• _What to produce_:
Would you copy out the whole listing exactly as given?
── The data ──
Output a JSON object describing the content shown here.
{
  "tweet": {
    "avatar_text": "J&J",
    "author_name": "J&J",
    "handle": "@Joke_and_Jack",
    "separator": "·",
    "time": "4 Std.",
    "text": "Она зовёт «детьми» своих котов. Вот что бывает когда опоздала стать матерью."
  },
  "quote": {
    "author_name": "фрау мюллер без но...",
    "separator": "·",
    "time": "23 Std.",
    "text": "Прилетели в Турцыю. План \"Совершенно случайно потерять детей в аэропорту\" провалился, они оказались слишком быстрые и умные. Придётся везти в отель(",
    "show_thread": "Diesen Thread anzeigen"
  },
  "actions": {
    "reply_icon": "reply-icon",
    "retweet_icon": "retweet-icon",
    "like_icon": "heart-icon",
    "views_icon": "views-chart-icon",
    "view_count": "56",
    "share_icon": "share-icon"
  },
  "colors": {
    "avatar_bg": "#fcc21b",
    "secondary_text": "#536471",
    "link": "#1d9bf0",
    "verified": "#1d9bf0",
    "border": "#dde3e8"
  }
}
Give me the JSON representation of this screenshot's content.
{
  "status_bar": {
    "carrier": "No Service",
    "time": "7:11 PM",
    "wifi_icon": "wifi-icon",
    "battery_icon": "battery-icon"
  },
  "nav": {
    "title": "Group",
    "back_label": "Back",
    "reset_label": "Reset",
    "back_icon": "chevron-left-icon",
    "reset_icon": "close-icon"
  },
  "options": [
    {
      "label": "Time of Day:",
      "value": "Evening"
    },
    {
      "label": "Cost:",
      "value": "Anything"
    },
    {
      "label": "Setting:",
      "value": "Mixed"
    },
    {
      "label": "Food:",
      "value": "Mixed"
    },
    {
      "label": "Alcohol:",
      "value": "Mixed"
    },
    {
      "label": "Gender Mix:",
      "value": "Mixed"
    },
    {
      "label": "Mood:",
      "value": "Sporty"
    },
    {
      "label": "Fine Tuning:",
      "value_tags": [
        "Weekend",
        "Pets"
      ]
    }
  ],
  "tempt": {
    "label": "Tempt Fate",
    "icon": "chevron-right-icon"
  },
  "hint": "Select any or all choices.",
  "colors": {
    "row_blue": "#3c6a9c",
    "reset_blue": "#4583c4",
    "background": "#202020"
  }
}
───
• _Written solution_:
Output a JSON object describing the content shown here.
{
  "tweet": {
    "avatar_text": "J&J",
    "author_name": "J&J",
    "handle": "@Joke_and_Jack",
    "separator": "·",
    "time": "4 Std.",
    "text": "Она зовёт «детьми» своих котов. Вот что бывает когда опоздала стать матерью."
  },
  "quote": {
    "author_name": "фрау мюллер без но...",
    "separator": "·",
    "time": "23 Std.",
    "text": "Прилетели в Турцыю. План \"Совершенно случайно потерять детей в аэропорту\" провалился, они оказались слишком быстрые и умные. Придётся везти в отель(",
    "show_thread": "Diesen Thread anzeigen"
  },
  "actions": {
    "reply_icon": "reply-icon",
    "retweet_icon": "retweet-icon",
    "like_icon": "heart-icon",
    "views_icon": "views-chart-icon",
    "view_count": "56",
    "share_icon": "share-icon"
  },
  "colors": {
    "avatar_bg": "#fcc21b",
    "secondary_text": "#536471",
    "link": "#1d9bf0",
    "verified": "#1d9bf0",
    "border": "#dde3e8"
  }
}
Give me the JSON representation of this screenshot's content.
{
  "status_bar": {
    "carrier": "No Service",
    "time": "7:11 PM",
    "wifi_icon": "wifi-icon",
    "battery_icon": "battery-icon"
  },
  "nav": {
    "title": "Group",
    "back_label": "Back",
    "reset_label": "Reset",
    "back_icon": "chevron-left-icon",
    "reset_icon": "close-icon"
  },
  "options": [
    {
      "label": "Time of Day:",
      "value": "Evening"
    },
    {
      "label": "Cost:",
      "value": "Anything"
    },
    {
      "label": "Setting:",
      "value": "Mixed"
    },
    {
      "label": "Food:",
      "value": "Mixed"
    },
    {
      "label": "Alcohol:",
      "value": "Mixed"
    },
    {
      "label": "Gender Mix:",
      "value": "Mixed"
    },
    {
      "label": "Mood:",
      "value": "Sporty"
    },
    {
      "label": "Fine Tuning:",
      "value_tags": [
        "Weekend",
        "Pets"
      ]
    }
  ],
  "tempt": {
    "label": "Tempt Fate",
    "icon": "chevron-right-icon"
  },
  "hint": "Select any or all choices.",
  "colors": {
    "row_blue": "#3c6a9c",
    "reset_blue": "#4583c4",
    "background": "#202020"
  }
}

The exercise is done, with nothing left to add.